Write the listing out again, all of it, word for word.

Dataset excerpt
--

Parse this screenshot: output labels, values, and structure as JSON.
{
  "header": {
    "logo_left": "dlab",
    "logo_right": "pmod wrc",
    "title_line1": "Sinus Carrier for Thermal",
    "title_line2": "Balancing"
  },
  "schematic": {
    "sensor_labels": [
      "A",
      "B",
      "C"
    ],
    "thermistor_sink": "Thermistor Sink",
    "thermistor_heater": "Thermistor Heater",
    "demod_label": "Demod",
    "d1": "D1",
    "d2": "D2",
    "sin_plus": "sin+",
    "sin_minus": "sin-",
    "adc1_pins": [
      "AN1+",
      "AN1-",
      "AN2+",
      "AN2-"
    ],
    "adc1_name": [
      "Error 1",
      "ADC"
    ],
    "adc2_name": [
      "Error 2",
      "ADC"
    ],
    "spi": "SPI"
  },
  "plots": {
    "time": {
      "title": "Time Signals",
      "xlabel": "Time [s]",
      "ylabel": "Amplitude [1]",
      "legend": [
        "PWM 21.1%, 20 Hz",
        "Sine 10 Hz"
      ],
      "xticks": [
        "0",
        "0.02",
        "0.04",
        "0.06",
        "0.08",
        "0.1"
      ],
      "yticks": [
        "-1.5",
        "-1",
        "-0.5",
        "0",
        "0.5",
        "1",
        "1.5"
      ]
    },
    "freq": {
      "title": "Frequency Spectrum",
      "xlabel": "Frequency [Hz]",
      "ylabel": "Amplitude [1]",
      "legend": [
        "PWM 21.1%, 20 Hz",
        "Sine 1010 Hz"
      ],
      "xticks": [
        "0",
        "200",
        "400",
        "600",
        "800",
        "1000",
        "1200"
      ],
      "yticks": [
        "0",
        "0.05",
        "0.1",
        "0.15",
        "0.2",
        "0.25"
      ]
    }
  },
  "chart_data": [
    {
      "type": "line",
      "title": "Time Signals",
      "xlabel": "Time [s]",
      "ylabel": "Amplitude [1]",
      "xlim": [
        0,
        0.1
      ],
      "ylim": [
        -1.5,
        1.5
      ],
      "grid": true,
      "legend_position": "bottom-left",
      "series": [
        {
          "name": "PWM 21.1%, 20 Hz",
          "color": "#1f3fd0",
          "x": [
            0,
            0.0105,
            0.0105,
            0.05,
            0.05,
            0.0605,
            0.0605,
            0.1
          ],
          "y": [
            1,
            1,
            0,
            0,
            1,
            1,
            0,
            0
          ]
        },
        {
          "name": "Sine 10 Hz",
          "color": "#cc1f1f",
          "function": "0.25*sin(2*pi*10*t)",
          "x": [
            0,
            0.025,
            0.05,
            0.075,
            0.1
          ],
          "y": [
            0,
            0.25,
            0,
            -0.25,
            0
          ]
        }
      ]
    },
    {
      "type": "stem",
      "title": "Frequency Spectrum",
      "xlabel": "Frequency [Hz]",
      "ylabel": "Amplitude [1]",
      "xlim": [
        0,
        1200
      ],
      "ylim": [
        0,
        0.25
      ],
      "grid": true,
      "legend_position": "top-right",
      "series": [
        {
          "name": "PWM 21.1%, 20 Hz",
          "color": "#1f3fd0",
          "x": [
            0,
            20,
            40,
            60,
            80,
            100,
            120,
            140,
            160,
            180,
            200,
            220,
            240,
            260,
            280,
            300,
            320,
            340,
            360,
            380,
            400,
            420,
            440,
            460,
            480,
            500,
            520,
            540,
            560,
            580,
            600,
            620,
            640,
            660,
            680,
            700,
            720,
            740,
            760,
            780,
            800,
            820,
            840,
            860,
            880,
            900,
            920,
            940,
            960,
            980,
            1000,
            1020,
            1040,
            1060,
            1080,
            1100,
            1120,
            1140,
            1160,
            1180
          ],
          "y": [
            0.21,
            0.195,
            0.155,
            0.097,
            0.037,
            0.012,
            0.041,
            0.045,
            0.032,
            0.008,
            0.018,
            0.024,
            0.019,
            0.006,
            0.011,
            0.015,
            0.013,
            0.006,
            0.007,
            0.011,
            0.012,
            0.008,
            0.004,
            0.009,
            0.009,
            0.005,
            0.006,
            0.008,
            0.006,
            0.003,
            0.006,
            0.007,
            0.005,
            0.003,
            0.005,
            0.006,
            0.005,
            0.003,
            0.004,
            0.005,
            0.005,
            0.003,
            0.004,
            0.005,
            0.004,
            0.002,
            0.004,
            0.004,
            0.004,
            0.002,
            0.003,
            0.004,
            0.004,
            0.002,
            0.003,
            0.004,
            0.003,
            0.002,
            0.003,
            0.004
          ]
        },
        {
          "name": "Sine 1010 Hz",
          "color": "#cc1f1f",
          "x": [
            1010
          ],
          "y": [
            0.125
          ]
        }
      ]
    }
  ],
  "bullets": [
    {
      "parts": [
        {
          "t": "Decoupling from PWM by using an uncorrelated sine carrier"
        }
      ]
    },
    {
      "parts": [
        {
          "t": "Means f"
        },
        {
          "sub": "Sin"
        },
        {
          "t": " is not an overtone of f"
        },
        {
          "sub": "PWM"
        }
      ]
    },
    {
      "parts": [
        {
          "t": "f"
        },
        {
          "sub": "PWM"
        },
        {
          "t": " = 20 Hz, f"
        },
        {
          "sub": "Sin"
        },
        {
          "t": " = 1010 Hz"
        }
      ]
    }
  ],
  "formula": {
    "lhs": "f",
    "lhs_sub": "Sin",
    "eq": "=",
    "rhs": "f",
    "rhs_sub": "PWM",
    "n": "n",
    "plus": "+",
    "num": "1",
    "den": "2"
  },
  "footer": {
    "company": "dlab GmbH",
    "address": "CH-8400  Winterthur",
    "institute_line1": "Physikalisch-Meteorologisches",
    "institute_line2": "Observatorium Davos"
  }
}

--

**Solved exercise**
Parse this screenshot: output labels, values, and structure as JSON.
{
  "header": {
    "logo_left": "dlab",
    "logo_right": "pmod wrc",
    "title_line1": "Sinus Carrier for Thermal",
    "title_line2": "Balancing"
  },
  "schematic": {
    "sensor_labels": [
      "A",
      "B",
      "C"
    ],
    "thermistor_sink": "Thermistor Sink",
    "thermistor_heater": "Thermistor Heater",
    "demod_label": "Demod",
    "d1": "D1",
    "d2": "D2",
    "sin_plus": "sin+",
    "sin_minus": "sin-",
    "adc1_pins": [
      "AN1+",
      "AN1-",
      "AN2+",
      "AN2-"
    ],
    "adc1_name": [
      "Error 1",
      "ADC"
    ],
    "adc2_name": [
      "Error 2",
      "ADC"
    ],
    "spi": "SPI"
  },
  "plots": {
    "time": {
      "title": "Time Signals",
      "xlabel": "Time [s]",
      "ylabel": "Amplitude [1]",
      "legend": [
        "PWM 21.1%, 20 Hz",
        "Sine 10 Hz"
      ],
      "xticks": [
        "0",
        "0.02",
        "0.04",
        "0.06",
        "0.08",
        "0.1"
      ],
      "yticks": [
        "-1.5",
        "-1",
        "-0.5",
        "0",
        "0.5",
        "1",
        "1.5"
      ]
    },
    "freq": {
      "title": "Frequency Spectrum",
      "xlabel": "Frequency [Hz]",
      "ylabel": "Amplitude [1]",
      "legend": [
        "PWM 21.1%, 20 Hz",
        "Sine 1010 Hz"
      ],
      "xticks": [
        "0",
        "200",
        "400",
        "600",
        "800",
        "1000",
        "1200"
      ],
      "yticks": [
        "0",
        "0.05",
        "0.1",
        "0.15",
        "0.2",
        "0.25"
      ]
    }
  },
  "chart_data": [
    {
      "type": "line",
      "title": "Time Signals",
      "xlabel": "Time [s]",
      "ylabel": "Amplitude [1]",
      "xlim": [
        0,
        0.1
      ],
      "ylim": [
        -1.5,
        1.5
      ],
      "grid": true,
      "legend_position": "bottom-left",
      "series": [
        {
          "name": "PWM 21.1%, 20 Hz",
          "color": "#1f3fd0",
          "x": [
            0,
            0.0105,
            0.0105,
            0.05,
            0.05,
            0.0605,
            0.0605,
            0.1
          ],
          "y": [
            1,
            1,
            0,
            0,
            1,
            1,
            0,
            0
          ]
        },
        {
          "name": "Sine 10 Hz",
          "color": "#cc1f1f",
          "function": "0.25*sin(2*pi*10*t)",
          "x": [
            0,
            0.025,
            0.05,
            0.075,
            0.1
          ],
          "y": [
            0,
            0.25,
            0,
            -0.25,
            0
          ]
        }
      ]
    },
    {
      "type": "stem",
      "title": "Frequency Spectrum",
      "xlabel": "Frequency [Hz]",
      "ylabel": "Amplitude [1]",
      "xlim": [
        0,
        1200
      ],
      "ylim": [
        0,
        0.25
      ],
      "grid": true,
      "legend_position": "top-right",
      "series": [
        {
          "name": "PWM 21.1%, 20 Hz",
          "color": "#1f3fd0",
          "x": [
            0,
            20,
            40,
            60,
            80,
            100,
            120,
            140,
            160,
            180,
            200,
            220,
            240,
            260,
            280,
            300,
            320,
            340,
            360,
            380,
            400,
            420,
            440,
            460,
            480,
            500,
            520,
            540,
            560,
            580,
            600,
            620,
            640,
            660,
            680,
            700,
            720,
            740,
            760,
            780,
            800,
            820,
            840,
            860,
            880,
            900,
            920,
            940,
            960,
            980,
            1000,
            1020,
            1040,
            1060,
            1080,
            1100,
            1120,
            1140,
            1160,
            1180
          ],
          "y": [
            0.21,
            0.195,
            0.155,
            0.097,
            0.037,
            0.012,
            0.041,
            0.045,
            0.032,
            0.008,
            0.018,
            0.024,
            0.019,
            0.006,
            0.011,
            0.015,
            0.013,
            0.006,
            0.007,
            0.011,
            0.012,
            0.008,
            0.004,
            0.009,
            0.009,
            0.005,
            0.006,
            0.008,
            0.006,
            0.003,
            0.006,
            0.007,
            0.005,
            0.003,
            0.005,
            0.006,
            0.005,
            0.003,
            0.004,
            0.005,
            0.005,
            0.003,
            0.004,
            0.005,
            0.004,
            0.002,
            0.004,
            0.004,
            0.004,
            0.002,
            0.003,
            0.004,
            0.004,
            0.002,
            0.003,
            0.004,
            0.003,
            0.002,
            0.003,
            0.004
          ]
        },
        {
          "name": "Sine 1010 Hz",
          "color": "#cc1f1f",
          "x": [
            1010
          ],
          "y": [
            0.125
          ]
        }
      ]
    }
  ],
  "bullets": [
    {
      "parts": [
        {
          "t": "Decoupling from PWM by using an uncorrelated sine carrier"
        }
      ]
    },
    {
      "parts": [
        {
          "t": "Means f"
        },
        {
          "sub": "Sin"
        },
        {
          "t": " is not an overtone of f"
        },
        {
          "sub": "PWM"
        }
      ]
    },
    {
      "parts": [
        {
          "t": "f"
        },
        {
          "sub": "PWM"
        },
        {
          "t": " = 20 Hz, f"
        },
        {
          "sub": "Sin"
        },
        {
          "t": " = 1010 Hz"
        }
      ]
    }
  ],
  "formula": {
    "lhs": "f",
    "lhs_sub": "Sin",
    "eq": "=",
    "rhs": "f",
    "rhs_sub": "PWM",
    "n": "n",
    "plus": "+",
    "num": "1",
    "den": "2"
  },
  "footer": {
    "company": "dlab GmbH",
    "address": "CH-8400  Winterthur",
    "institute_line1": "Physikalisch-Meteorologisches",
    "institute_line2": "Observatorium Davos"
  }
}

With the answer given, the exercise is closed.